PROVIDED TEXT
# CMOS Logic Gate Performance Variability Related to Transistor Network Arrangements

# Digeorgia N. da Silva, André I. Reis, Renato P. Ribas

PGMicro - Federal University of 'Rio Grande do Sul', Av. Bento Gonçalves 9500, CEP 91501-970, Porto Alegre, RS, Brazil.

Corresponding author. Tel.: +55 51 3308 6810; fax: +55 51 3308 7308. E-mail address: dnsilva@inf.ufrgs.br (Digeorgia da Silva).

# **ABSTRACT**

The rapid scaling of CMOS technology has resulted in drastic variations of process parameters. Since different transistor arrangements present different electrical characteristics, this work analyzes the impact of process variability in performance of logic gates, according to their topology and the relative position of the switching device in network. Results have been obtained through Monte Carlo simulations and design guidelines for parametric yield improvement have been derived from.

## Keywords

Performance variability, parametric yield, transistor networks, CMOS logic gates.

# 1. Introduction

Manufacturing variations may lead to significant discrepancies between designed and fabricated integrated circuits. Due to the shrinking of device size, the relative impact of critical dimension variations tends to increase at each new technology generation, since the process tolerances do not scale at the same rate [1]. Many studies about effects of intrinsic processes on the functionality and reliability of circuits have been done in recent years [2]-[6]. Since process variations become a more critical issue due to aggressive technology scaling, the migration from deterministic to statistical analysis of circuit designs may reduce conservatism and failure risk compared with applying the traditional worst-case corner approach. The traditional corner-case static timing analysis (STA) technique seems as a reasonable way to handle global variations on a wafer but not local ones [7][8]. In terms of circuit performance, a logic gate may become slower for a certain variation and faster for another one, and that might depend on its location on a die. The importance of intra-die variations has grown as well, and the number of process parameters which present considerable variations has also increased. Such situation requires some changes in STA in order to find alternatives to their deterministic nature. In nanoscale CMOS devices, the reduced average number of dopant atoms in the channel of a transistor increases the effect of random dopant fluctuations on its threshold voltage to increase [9].

PROBLEM SET
A: According to the CMOS paper, what method produced its results?
B: Please print the passage of the CMOS paper between "# CMOS Logic" and "been derived from.", inclusive.

RECORDS PROVIDED
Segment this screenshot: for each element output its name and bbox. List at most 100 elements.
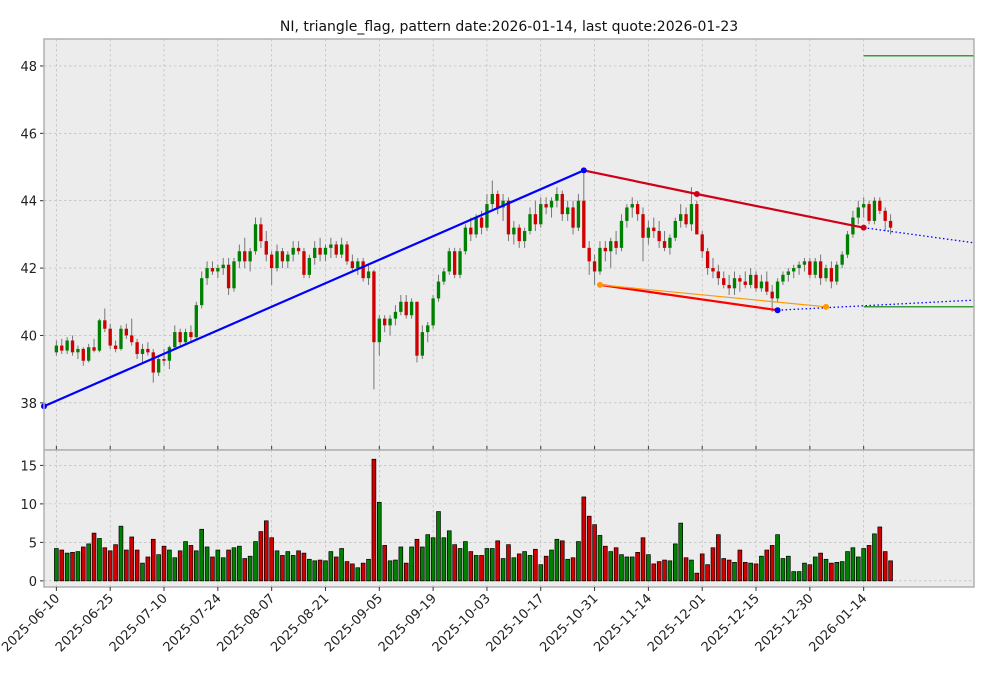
price-ytick-label: 38 xyxy=(20,397,37,412)
candle-body xyxy=(835,264,839,282)
volume-bar xyxy=(764,549,770,582)
candle-body xyxy=(119,328,123,349)
candle-body xyxy=(259,224,263,242)
candle-body xyxy=(872,200,877,221)
candle-body xyxy=(630,204,634,208)
candle-body xyxy=(679,214,683,221)
volume-bar xyxy=(473,555,479,582)
candle-body xyxy=(695,204,699,235)
volume-bar xyxy=(646,554,651,582)
volume-bar xyxy=(360,562,366,582)
volume-bar xyxy=(597,535,603,582)
candle-body xyxy=(684,214,688,225)
candle-body xyxy=(356,261,360,269)
candle-body xyxy=(614,241,618,248)
volume-bar xyxy=(856,556,861,582)
volume-bar xyxy=(549,549,554,582)
candle-body xyxy=(226,264,231,289)
candle-body xyxy=(770,291,774,299)
candle-body xyxy=(92,347,96,351)
candle-body xyxy=(490,193,494,205)
candle-body xyxy=(668,237,672,248)
candle-body xyxy=(124,328,129,336)
candle-body xyxy=(571,207,575,228)
volume-bar xyxy=(829,562,834,582)
volume-bar xyxy=(350,563,355,582)
volume-bar xyxy=(662,559,667,582)
volume-bar xyxy=(479,555,484,582)
candle-body xyxy=(377,318,381,343)
volume-bar xyxy=(538,564,544,582)
volume-ytick-label: 5 xyxy=(29,536,37,551)
volume-bar xyxy=(194,550,199,582)
volume-ytick-label: 15 xyxy=(20,459,37,474)
volume-bar xyxy=(430,537,436,582)
candle-body xyxy=(162,359,166,361)
candle-body xyxy=(829,268,834,282)
volume-bar xyxy=(113,544,118,582)
candle-body xyxy=(173,332,177,348)
volume-panel: 0 5 10 15 xyxy=(20,449,975,590)
volume-bar xyxy=(753,563,759,582)
candle-body xyxy=(888,220,893,228)
candle-body xyxy=(302,251,306,275)
candle-body xyxy=(189,332,193,338)
volume-bar xyxy=(667,560,673,582)
candle-body xyxy=(323,247,328,255)
volume-bar xyxy=(866,545,872,582)
volume-bar xyxy=(215,549,221,582)
volume-bar xyxy=(59,549,65,582)
volume-ytick-label: 10 xyxy=(20,498,37,513)
candle-body xyxy=(818,261,823,279)
candle-body xyxy=(296,247,301,252)
candle-body xyxy=(383,318,387,326)
candle-body xyxy=(108,328,112,346)
volume-frame xyxy=(43,449,975,588)
candle-body xyxy=(372,271,376,343)
candle-body xyxy=(582,200,586,248)
candle-body xyxy=(178,332,182,343)
volume-bar xyxy=(490,548,495,582)
volume-bar xyxy=(290,555,296,582)
volume-bar xyxy=(64,552,70,582)
candle-body xyxy=(748,274,753,285)
candle-body xyxy=(522,231,527,242)
candle-body xyxy=(512,227,516,235)
candle-body xyxy=(496,193,500,208)
candle-body xyxy=(156,359,161,373)
price-ytick-label: 42 xyxy=(20,262,37,277)
candle-body xyxy=(65,340,69,351)
candle-body xyxy=(339,244,344,255)
candle-body xyxy=(501,200,505,208)
xtick-label: 2026-01-14 xyxy=(806,591,870,655)
candle-body xyxy=(307,257,311,275)
candle-body xyxy=(431,298,435,326)
pattern-line-lower-ext xyxy=(777,299,975,311)
candle-body xyxy=(436,281,441,299)
volume-bar xyxy=(705,564,710,582)
candle-body xyxy=(291,247,295,255)
candle-body xyxy=(216,268,220,272)
volume-bar xyxy=(274,550,280,582)
candle-body xyxy=(840,254,844,265)
candle-body xyxy=(54,345,59,353)
volume-bar xyxy=(576,541,581,582)
price-ytick-label: 46 xyxy=(20,127,37,142)
candle-body xyxy=(70,340,75,353)
volume-bar xyxy=(75,551,81,582)
volume-bar xyxy=(317,559,323,582)
candle-body xyxy=(60,345,64,351)
candle-body xyxy=(243,251,247,262)
volume-bar xyxy=(608,551,614,582)
volume-bar xyxy=(220,557,226,582)
volume-bar xyxy=(328,551,334,582)
volume-bar xyxy=(226,549,231,582)
candle-body xyxy=(399,301,403,312)
candle-body xyxy=(705,251,710,269)
volume-bar xyxy=(81,546,86,582)
volume-bar xyxy=(377,501,382,582)
volume-bar xyxy=(812,556,818,582)
volume-bar xyxy=(296,550,301,582)
candle-body xyxy=(485,204,489,228)
volume-bar xyxy=(134,549,140,582)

OUTPUTS IN ORDER
A: Monte Carlo simulations.

B:
# CMOS Logic Gate Performance Variability Related to Transistor Network Arrangements

# Digeorgia N. da Silva, André I. Reis, Renato P. Ribas

PGMicro - Federal University of 'Rio Grande do Sul', Av. Bento Gonçalves 9500, CEP 91501-970, Porto Alegre, RS, Brazil.

Corresponding author. Tel.: +55 51 3308 6810; fax: +55 51 3308 7308. E-mail address: dnsilva@inf.ufrgs.br (Digeorgia da Silva).

# **ABSTRACT**

The rapid scaling of CMOS technology has resulted in drastic variations of process parameters. Since different transistor arrangements present different electrical characteristics, this work analyzes the impact of process variability in performance of logic gates, according to their topology and the relative position of the switching device in network. Results have been obtained through Monte Carlo simulations and design guidelines for parametric yield improvement have been derived from.